* start Available records *

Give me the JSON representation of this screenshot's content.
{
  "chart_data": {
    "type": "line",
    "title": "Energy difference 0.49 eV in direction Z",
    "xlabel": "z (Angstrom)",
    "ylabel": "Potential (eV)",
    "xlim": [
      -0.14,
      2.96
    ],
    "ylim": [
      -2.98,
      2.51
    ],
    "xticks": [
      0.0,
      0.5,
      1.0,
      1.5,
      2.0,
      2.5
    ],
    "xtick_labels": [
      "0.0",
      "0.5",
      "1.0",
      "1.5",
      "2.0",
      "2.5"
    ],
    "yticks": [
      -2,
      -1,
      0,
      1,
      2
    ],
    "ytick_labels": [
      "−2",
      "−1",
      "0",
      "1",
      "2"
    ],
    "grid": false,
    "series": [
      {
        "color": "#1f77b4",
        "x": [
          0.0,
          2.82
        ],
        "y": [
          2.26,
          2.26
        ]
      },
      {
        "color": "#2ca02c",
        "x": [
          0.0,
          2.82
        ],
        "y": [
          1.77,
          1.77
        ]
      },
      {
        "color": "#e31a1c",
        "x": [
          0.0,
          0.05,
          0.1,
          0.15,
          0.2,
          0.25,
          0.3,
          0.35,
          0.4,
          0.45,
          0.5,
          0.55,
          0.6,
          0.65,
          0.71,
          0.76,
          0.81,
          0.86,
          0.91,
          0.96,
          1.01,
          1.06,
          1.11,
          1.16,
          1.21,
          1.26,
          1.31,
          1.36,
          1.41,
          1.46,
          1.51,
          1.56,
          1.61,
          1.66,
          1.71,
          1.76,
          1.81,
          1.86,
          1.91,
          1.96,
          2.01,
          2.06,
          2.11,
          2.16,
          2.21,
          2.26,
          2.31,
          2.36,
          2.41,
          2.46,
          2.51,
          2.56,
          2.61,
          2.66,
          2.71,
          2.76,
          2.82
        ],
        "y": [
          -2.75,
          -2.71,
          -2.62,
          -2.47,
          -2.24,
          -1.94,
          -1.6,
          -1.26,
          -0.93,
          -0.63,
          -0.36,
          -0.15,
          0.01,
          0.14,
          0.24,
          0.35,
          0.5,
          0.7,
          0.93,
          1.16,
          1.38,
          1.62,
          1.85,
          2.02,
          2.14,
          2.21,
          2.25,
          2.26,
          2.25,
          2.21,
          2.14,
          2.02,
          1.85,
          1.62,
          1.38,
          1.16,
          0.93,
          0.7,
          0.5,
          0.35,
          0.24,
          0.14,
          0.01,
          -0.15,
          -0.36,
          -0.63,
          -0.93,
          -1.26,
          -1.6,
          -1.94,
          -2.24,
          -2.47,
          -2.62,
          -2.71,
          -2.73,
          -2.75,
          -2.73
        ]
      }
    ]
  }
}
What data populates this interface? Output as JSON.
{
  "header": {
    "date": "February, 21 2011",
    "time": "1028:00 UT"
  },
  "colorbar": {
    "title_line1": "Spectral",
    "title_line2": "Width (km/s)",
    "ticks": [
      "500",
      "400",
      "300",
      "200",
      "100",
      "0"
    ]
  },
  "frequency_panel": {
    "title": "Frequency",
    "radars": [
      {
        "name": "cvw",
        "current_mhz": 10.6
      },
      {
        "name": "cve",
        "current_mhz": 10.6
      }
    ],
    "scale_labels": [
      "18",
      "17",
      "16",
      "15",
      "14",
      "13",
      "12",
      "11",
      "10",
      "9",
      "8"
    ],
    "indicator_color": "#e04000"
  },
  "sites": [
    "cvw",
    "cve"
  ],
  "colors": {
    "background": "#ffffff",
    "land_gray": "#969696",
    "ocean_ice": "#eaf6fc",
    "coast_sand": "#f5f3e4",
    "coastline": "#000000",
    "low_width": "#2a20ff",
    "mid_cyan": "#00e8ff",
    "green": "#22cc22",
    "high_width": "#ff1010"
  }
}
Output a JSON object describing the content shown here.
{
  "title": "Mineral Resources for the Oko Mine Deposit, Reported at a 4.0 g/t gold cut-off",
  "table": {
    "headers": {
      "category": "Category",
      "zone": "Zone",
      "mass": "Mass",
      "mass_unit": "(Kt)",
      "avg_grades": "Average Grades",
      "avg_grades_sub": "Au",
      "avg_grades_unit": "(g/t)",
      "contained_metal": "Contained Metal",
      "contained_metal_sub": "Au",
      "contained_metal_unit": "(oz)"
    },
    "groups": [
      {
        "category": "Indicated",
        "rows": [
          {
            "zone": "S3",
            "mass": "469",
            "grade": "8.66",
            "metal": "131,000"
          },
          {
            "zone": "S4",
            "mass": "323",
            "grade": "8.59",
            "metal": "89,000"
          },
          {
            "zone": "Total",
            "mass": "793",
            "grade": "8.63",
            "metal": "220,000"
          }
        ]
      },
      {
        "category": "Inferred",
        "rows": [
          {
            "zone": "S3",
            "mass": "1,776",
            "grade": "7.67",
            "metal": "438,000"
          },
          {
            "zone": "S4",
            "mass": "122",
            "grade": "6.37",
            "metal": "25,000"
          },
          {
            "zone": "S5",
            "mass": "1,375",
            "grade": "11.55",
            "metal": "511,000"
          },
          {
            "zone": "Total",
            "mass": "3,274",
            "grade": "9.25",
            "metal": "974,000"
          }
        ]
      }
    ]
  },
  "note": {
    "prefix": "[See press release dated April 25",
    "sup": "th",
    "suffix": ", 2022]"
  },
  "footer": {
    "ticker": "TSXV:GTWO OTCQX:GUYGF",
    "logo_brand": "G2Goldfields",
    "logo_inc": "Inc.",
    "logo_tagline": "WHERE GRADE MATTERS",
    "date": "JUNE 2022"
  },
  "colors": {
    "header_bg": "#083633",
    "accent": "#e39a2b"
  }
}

* end Available records *

#### [Your goal]
Reproduce the data shown above exactly.

#### [Exercise solution]
Give me the JSON representation of this screenshot's content.
{
  "chart_data": {
    "type": "line",
    "title": "Energy difference 0.49 eV in direction Z",
    "xlabel": "z (Angstrom)",
    "ylabel": "Potential (eV)",
    "xlim": [
      -0.14,
      2.96
    ],
    "ylim": [
      -2.98,
      2.51
    ],
    "xticks": [
      0.0,
      0.5,
      1.0,
      1.5,
      2.0,
      2.5
    ],
    "xtick_labels": [
      "0.0",
      "0.5",
      "1.0",
      "1.5",
      "2.0",
      "2.5"
    ],
    "yticks": [
      -2,
      -1,
      0,
      1,
      2
    ],
    "ytick_labels": [
      "−2",
      "−1",
      "0",
      "1",
      "2"
    ],
    "grid": false,
    "series": [
      {
        "color": "#1f77b4",
        "x": [
          0.0,
          2.82
        ],
        "y": [
          2.26,
          2.26
        ]
      },
      {
        "color": "#2ca02c",
        "x": [
          0.0,
          2.82
        ],
        "y": [
          1.77,
          1.77
        ]
      },
      {
        "color": "#e31a1c",
        "x": [
          0.0,
          0.05,
          0.1,
          0.15,
          0.2,
          0.25,
          0.3,
          0.35,
          0.4,
          0.45,
          0.5,
          0.55,
          0.6,
          0.65,
          0.71,
          0.76,
          0.81,
          0.86,
          0.91,
          0.96,
          1.01,
          1.06,
          1.11,
          1.16,
          1.21,
          1.26,
          1.31,
          1.36,
          1.41,
          1.46,
          1.51,
          1.56,
          1.61,
          1.66,
          1.71,
          1.76,
          1.81,
          1.86,
          1.91,
          1.96,
          2.01,
          2.06,
          2.11,
          2.16,
          2.21,
          2.26,
          2.31,
          2.36,
          2.41,
          2.46,
          2.51,
          2.56,
          2.61,
          2.66,
          2.71,
          2.76,
          2.82
        ],
        "y": [
          -2.75,
          -2.71,
          -2.62,
          -2.47,
          -2.24,
          -1.94,
          -1.6,
          -1.26,
          -0.93,
          -0.63,
          -0.36,
          -0.15,
          0.01,
          0.14,
          0.24,
          0.35,
          0.5,
          0.7,
          0.93,
          1.16,
          1.38,
          1.62,
          1.85,
          2.02,
          2.14,
          2.21,
          2.25,
          2.26,
          2.25,
          2.21,
          2.14,
          2.02,
          1.85,
          1.62,
          1.38,
          1.16,
          0.93,
          0.7,
          0.5,
          0.35,
          0.24,
          0.14,
          0.01,
          -0.15,
          -0.36,
          -0.63,
          -0.93,
          -1.26,
          -1.6,
          -1.94,
          -2.24,
          -2.47,
          -2.62,
          -2.71,
          -2.73,
          -2.75,
          -2.73
        ]
      }
    ]
  }
}
What data populates this interface? Output as JSON.
{
  "header": {
    "date": "February, 21 2011",
    "time": "1028:00 UT"
  },
  "colorbar": {
    "title_line1": "Spectral",
    "title_line2": "Width (km/s)",
    "ticks": [
      "500",
      "400",
      "300",
      "200",
      "100",
      "0"
    ]
  },
  "frequency_panel": {
    "title": "Frequency",
    "radars": [
      {
        "name": "cvw",
        "current_mhz": 10.6
      },
      {
        "name": "cve",
        "current_mhz": 10.6
      }
    ],
    "scale_labels": [
      "18",
      "17",
      "16",
      "15",
      "14",
      "13",
      "12",
      "11",
      "10",
      "9",
      "8"
    ],
    "indicator_color": "#e04000"
  },
  "sites": [
    "cvw",
    "cve"
  ],
  "colors": {
    "background": "#ffffff",
    "land_gray": "#969696",
    "ocean_ice": "#eaf6fc",
    "coast_sand": "#f5f3e4",
    "coastline": "#000000",
    "low_width": "#2a20ff",
    "mid_cyan": "#00e8ff",
    "green": "#22cc22",
    "high_width": "#ff1010"
  }
}
Output a JSON object describing the content shown here.
{
  "title": "Mineral Resources for the Oko Mine Deposit, Reported at a 4.0 g/t gold cut-off",
  "table": {
    "headers": {
      "category": "Category",
      "zone": "Zone",
      "mass": "Mass",
      "mass_unit": "(Kt)",
      "avg_grades": "Average Grades",
      "avg_grades_sub": "Au",
      "avg_grades_unit": "(g/t)",
      "contained_metal": "Contained Metal",
      "contained_metal_sub": "Au",
      "contained_metal_unit": "(oz)"
    },
    "groups": [
      {
        "category": "Indicated",
        "rows": [
          {
            "zone": "S3",
            "mass": "469",
            "grade": "8.66",
            "metal": "131,000"
          },
          {
            "zone": "S4",
            "mass": "323",
            "grade": "8.59",
            "metal": "89,000"
          },
          {
            "zone": "Total",
            "mass": "793",
            "grade": "8.63",
            "metal": "220,000"
          }
        ]
      },
      {
        "category": "Inferred",
        "rows": [
          {
            "zone": "S3",
            "mass": "1,776",
            "grade": "7.67",
            "metal": "438,000"
          },
          {
            "zone": "S4",
            "mass": "122",
            "grade": "6.37",
            "metal": "25,000"
          },
          {
            "zone": "S5",
            "mass": "1,375",
            "grade": "11.55",
            "metal": "511,000"
          },
          {
            "zone": "Total",
            "mass": "3,274",
            "grade": "9.25",
            "metal": "974,000"
          }
        ]
      }
    ]
  },
  "note": {
    "prefix": "[See press release dated April 25",
    "sup": "th",
    "suffix": ", 2022]"
  },
  "footer": {
    "ticker": "TSXV:GTWO OTCQX:GUYGF",
    "logo_brand": "G2Goldfields",
    "logo_inc": "Inc.",
    "logo_tagline": "WHERE GRADE MATTERS",
    "date": "JUNE 2022"
  },
  "colors": {
    "header_bg": "#083633",
    "accent": "#e39a2b"
  }
}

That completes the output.